◆ Exercise objective
Write out the whole listing, matching it exactly.

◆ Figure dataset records
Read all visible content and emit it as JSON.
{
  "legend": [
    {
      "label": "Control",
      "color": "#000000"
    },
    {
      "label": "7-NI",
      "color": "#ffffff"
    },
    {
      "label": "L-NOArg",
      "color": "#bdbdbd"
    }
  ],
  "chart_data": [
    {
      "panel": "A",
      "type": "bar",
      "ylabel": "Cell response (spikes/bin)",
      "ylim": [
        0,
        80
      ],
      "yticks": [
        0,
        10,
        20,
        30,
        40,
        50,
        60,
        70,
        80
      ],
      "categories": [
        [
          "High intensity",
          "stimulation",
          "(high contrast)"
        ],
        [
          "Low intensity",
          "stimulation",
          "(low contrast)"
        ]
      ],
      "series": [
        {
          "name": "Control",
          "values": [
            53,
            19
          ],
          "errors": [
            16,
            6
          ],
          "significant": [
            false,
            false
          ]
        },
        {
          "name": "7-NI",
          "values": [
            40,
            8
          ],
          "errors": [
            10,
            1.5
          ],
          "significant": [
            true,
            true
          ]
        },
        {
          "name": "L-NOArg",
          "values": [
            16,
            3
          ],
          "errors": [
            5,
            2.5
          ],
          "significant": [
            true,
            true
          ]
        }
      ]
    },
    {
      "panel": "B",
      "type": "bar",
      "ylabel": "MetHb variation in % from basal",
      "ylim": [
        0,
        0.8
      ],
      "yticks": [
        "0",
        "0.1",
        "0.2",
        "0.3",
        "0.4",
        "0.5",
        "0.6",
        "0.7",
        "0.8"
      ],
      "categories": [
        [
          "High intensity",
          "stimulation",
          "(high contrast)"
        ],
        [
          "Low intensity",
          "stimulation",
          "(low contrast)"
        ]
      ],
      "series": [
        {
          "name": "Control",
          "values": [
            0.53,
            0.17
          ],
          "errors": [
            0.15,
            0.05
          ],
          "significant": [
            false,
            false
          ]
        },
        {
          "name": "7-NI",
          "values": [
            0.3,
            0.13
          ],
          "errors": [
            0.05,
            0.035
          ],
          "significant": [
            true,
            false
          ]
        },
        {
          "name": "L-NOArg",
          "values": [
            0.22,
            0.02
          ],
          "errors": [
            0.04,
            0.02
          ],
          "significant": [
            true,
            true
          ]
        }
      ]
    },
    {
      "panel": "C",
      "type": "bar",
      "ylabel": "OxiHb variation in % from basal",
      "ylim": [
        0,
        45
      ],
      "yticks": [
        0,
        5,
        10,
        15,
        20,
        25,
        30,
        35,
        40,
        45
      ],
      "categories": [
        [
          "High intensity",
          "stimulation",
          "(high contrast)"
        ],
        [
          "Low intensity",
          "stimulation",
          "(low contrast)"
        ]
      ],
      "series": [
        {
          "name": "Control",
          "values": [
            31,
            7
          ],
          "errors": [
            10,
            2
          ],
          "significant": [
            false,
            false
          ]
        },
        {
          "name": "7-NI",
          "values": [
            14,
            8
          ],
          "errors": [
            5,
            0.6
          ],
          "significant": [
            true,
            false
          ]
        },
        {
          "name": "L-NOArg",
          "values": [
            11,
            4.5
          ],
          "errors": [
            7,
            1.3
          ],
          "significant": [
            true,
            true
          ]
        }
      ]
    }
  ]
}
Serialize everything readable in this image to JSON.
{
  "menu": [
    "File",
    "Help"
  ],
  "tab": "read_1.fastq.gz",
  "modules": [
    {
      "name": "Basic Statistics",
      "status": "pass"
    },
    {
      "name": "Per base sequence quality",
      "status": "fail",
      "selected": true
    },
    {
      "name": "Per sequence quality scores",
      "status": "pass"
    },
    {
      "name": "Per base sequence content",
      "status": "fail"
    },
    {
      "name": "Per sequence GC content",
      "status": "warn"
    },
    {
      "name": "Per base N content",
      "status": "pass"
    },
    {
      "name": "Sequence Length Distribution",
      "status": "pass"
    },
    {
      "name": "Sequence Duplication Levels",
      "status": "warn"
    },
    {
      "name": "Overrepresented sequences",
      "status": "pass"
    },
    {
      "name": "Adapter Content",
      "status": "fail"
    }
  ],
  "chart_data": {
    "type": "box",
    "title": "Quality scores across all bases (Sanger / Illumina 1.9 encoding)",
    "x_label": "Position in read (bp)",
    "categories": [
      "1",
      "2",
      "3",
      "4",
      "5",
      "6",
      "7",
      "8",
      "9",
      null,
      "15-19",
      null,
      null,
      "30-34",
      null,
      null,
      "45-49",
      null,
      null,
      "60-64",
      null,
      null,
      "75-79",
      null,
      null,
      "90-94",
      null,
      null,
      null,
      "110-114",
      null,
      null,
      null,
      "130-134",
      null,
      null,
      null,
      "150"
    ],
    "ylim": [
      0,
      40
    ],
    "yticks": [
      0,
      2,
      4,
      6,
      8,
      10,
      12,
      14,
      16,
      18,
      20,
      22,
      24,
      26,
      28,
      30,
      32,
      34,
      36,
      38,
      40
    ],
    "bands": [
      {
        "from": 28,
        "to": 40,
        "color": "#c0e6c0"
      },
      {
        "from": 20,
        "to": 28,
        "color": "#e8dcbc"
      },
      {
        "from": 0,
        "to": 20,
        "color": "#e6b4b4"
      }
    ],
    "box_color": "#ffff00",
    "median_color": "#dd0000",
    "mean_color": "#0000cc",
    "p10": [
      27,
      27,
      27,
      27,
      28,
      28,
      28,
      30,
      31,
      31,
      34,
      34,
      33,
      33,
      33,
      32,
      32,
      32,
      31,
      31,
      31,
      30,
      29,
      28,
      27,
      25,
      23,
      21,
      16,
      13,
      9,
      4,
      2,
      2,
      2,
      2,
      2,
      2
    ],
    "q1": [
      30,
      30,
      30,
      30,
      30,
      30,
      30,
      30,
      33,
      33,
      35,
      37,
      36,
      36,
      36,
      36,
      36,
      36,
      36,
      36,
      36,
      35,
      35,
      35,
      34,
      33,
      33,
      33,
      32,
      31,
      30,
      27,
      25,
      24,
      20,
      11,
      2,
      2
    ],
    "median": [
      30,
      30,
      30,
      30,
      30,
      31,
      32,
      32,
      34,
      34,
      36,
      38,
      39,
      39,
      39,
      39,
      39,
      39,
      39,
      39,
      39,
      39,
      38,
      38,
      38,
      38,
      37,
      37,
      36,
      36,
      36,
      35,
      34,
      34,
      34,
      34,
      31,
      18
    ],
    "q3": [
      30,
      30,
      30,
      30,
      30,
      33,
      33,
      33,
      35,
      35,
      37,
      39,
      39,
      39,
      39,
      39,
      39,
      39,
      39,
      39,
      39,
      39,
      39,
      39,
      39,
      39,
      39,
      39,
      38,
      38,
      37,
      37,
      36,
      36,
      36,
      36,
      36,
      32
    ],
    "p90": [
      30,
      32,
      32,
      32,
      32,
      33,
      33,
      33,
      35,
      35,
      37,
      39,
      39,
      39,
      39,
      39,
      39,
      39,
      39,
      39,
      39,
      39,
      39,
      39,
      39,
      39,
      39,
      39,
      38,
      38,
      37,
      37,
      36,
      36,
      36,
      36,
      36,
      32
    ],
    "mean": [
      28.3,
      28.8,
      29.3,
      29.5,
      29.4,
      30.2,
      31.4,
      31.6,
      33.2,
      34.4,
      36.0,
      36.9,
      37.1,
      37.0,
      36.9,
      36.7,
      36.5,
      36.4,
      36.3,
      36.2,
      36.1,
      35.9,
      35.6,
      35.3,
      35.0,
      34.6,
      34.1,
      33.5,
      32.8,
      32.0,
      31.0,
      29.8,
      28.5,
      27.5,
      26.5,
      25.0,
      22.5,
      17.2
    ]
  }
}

◆ Complete answer
Read all visible content and emit it as JSON.
{
  "legend": [
    {
      "label": "Control",
      "color": "#000000"
    },
    {
      "label": "7-NI",
      "color": "#ffffff"
    },
    {
      "label": "L-NOArg",
      "color": "#bdbdbd"
    }
  ],
  "chart_data": [
    {
      "panel": "A",
      "type": "bar",
      "ylabel": "Cell response (spikes/bin)",
      "ylim": [
        0,
        80
      ],
      "yticks": [
        0,
        10,
        20,
        30,
        40,
        50,
        60,
        70,
        80
      ],
      "categories": [
        [
          "High intensity",
          "stimulation",
          "(high contrast)"
        ],
        [
          "Low intensity",
          "stimulation",
          "(low contrast)"
        ]
      ],
      "series": [
        {
          "name": "Control",
          "values": [
            53,
            19
          ],
          "errors": [
            16,
            6
          ],
          "significant": [
            false,
            false
          ]
        },
        {
          "name": "7-NI",
          "values": [
            40,
            8
          ],
          "errors": [
            10,
            1.5
          ],
          "significant": [
            true,
            true
          ]
        },
        {
          "name": "L-NOArg",
          "values": [
            16,
            3
          ],
          "errors": [
            5,
            2.5
          ],
          "significant": [
            true,
            true
          ]
        }
      ]
    },
    {
      "panel": "B",
      "type": "bar",
      "ylabel": "MetHb variation in % from basal",
      "ylim": [
        0,
        0.8
      ],
      "yticks": [
        "0",
        "0.1",
        "0.2",
        "0.3",
        "0.4",
        "0.5",
        "0.6",
        "0.7",
        "0.8"
      ],
      "categories": [
        [
          "High intensity",
          "stimulation",
          "(high contrast)"
        ],
        [
          "Low intensity",
          "stimulation",
          "(low contrast)"
        ]
      ],
      "series": [
        {
          "name": "Control",
          "values": [
            0.53,
            0.17
          ],
          "errors": [
            0.15,
            0.05
          ],
          "significant": [
            false,
            false
          ]
        },
        {
          "name": "7-NI",
          "values": [
            0.3,
            0.13
          ],
          "errors": [
            0.05,
            0.035
          ],
          "significant": [
            true,
            false
          ]
        },
        {
          "name": "L-NOArg",
          "values": [
            0.22,
            0.02
          ],
          "errors": [
            0.04,
            0.02
          ],
          "significant": [
            true,
            true
          ]
        }
      ]
    },
    {
      "panel": "C",
      "type": "bar",
      "ylabel": "OxiHb variation in % from basal",
      "ylim": [
        0,
        45
      ],
      "yticks": [
        0,
        5,
        10,
        15,
        20,
        25,
        30,
        35,
        40,
        45
      ],
      "categories": [
        [
          "High intensity",
          "stimulation",
          "(high contrast)"
        ],
        [
          "Low intensity",
          "stimulation",
          "(low contrast)"
        ]
      ],
      "series": [
        {
          "name": "Control",
          "values": [
            31,
            7
          ],
          "errors": [
            10,
            2
          ],
          "significant": [
            false,
            false
          ]
        },
        {
          "name": "7-NI",
          "values": [
            14,
            8
          ],
          "errors": [
            5,
            0.6
          ],
          "significant": [
            true,
            false
          ]
        },
        {
          "name": "L-NOArg",
          "values": [
            11,
            4.5
          ],
          "errors": [
            7,
            1.3
          ],
          "significant": [
            true,
            true
          ]
        }
      ]
    }
  ]
}
Serialize everything readable in this image to JSON.
{
  "menu": [
    "File",
    "Help"
  ],
  "tab": "read_1.fastq.gz",
  "modules": [
    {
      "name": "Basic Statistics",
      "status": "pass"
    },
    {
      "name": "Per base sequence quality",
      "status": "fail",
      "selected": true
    },
    {
      "name": "Per sequence quality scores",
      "status": "pass"
    },
    {
      "name": "Per base sequence content",
      "status": "fail"
    },
    {
      "name": "Per sequence GC content",
      "status": "warn"
    },
    {
      "name": "Per base N content",
      "status": "pass"
    },
    {
      "name": "Sequence Length Distribution",
      "status": "pass"
    },
    {
      "name": "Sequence Duplication Levels",
      "status": "warn"
    },
    {
      "name": "Overrepresented sequences",
      "status": "pass"
    },
    {
      "name": "Adapter Content",
      "status": "fail"
    }
  ],
  "chart_data": {
    "type": "box",
    "title": "Quality scores across all bases (Sanger / Illumina 1.9 encoding)",
    "x_label": "Position in read (bp)",
    "categories": [
      "1",
      "2",
      "3",
      "4",
      "5",
      "6",
      "7",
      "8",
      "9",
      null,
      "15-19",
      null,
      null,
      "30-34",
      null,
      null,
      "45-49",
      null,
      null,
      "60-64",
      null,
      null,
      "75-79",
      null,
      null,
      "90-94",
      null,
      null,
      null,
      "110-114",
      null,
      null,
      null,
      "130-134",
      null,
      null,
      null,
      "150"
    ],
    "ylim": [
      0,
      40
    ],
    "yticks": [
      0,
      2,
      4,
      6,
      8,
      10,
      12,
      14,
      16,
      18,
      20,
      22,
      24,
      26,
      28,
      30,
      32,
      34,
      36,
      38,
      40
    ],
    "bands": [
      {
        "from": 28,
        "to": 40,
        "color": "#c0e6c0"
      },
      {
        "from": 20,
        "to": 28,
        "color": "#e8dcbc"
      },
      {
        "from": 0,
        "to": 20,
        "color": "#e6b4b4"
      }
    ],
    "box_color": "#ffff00",
    "median_color": "#dd0000",
    "mean_color": "#0000cc",
    "p10": [
      27,
      27,
      27,
      27,
      28,
      28,
      28,
      30,
      31,
      31,
      34,
      34,
      33,
      33,
      33,
      32,
      32,
      32,
      31,
      31,
      31,
      30,
      29,
      28,
      27,
      25,
      23,
      21,
      16,
      13,
      9,
      4,
      2,
      2,
      2,
      2,
      2,
      2
    ],
    "q1": [
      30,
      30,
      30,
      30,
      30,
      30,
      30,
      30,
      33,
      33,
      35,
      37,
      36,
      36,
      36,
      36,
      36,
      36,
      36,
      36,
      36,
      35,
      35,
      35,
      34,
      33,
      33,
      33,
      32,
      31,
      30,
      27,
      25,
      24,
      20,
      11,
      2,
      2
    ],
    "median": [
      30,
      30,
      30,
      30,
      30,
      31,
      32,
      32,
      34,
      34,
      36,
      38,
      39,
      39,
      39,
      39,
      39,
      39,
      39,
      39,
      39,
      39,
      38,
      38,
      38,
      38,
      37,
      37,
      36,
      36,
      36,
      35,
      34,
      34,
      34,
      34,
      31,
      18
    ],
    "q3": [
      30,
      30,
      30,
      30,
      30,
      33,
      33,
      33,
      35,
      35,
      37,
      39,
      39,
      39,
      39,
      39,
      39,
      39,
      39,
      39,
      39,
      39,
      39,
      39,
      39,
      39,
      39,
      39,
      38,
      38,
      37,
      37,
      36,
      36,
      36,
      36,
      36,
      32
    ],
    "p90": [
      30,
      32,
      32,
      32,
      32,
      33,
      33,
      33,
      35,
      35,
      37,
      39,
      39,
      39,
      39,
      39,
      39,
      39,
      39,
      39,
      39,
      39,
      39,
      39,
      39,
      39,
      39,
      39,
      38,
      38,
      37,
      37,
      36,
      36,
      36,
      36,
      36,
      32
    ],
    "mean": [
      28.3,
      28.8,
      29.3,
      29.5,
      29.4,
      30.2,
      31.4,
      31.6,
      33.2,
      34.4,
      36.0,
      36.9,
      37.1,
      37.0,
      36.9,
      36.7,
      36.5,
      36.4,
      36.3,
      36.2,
      36.1,
      35.9,
      35.6,
      35.3,
      35.0,
      34.6,
      34.1,
      33.5,
      32.8,
      32.0,
      31.0,
      29.8,
      28.5,
      27.5,
      26.5,
      25.0,
      22.5,
      17.2
    ]
  }
}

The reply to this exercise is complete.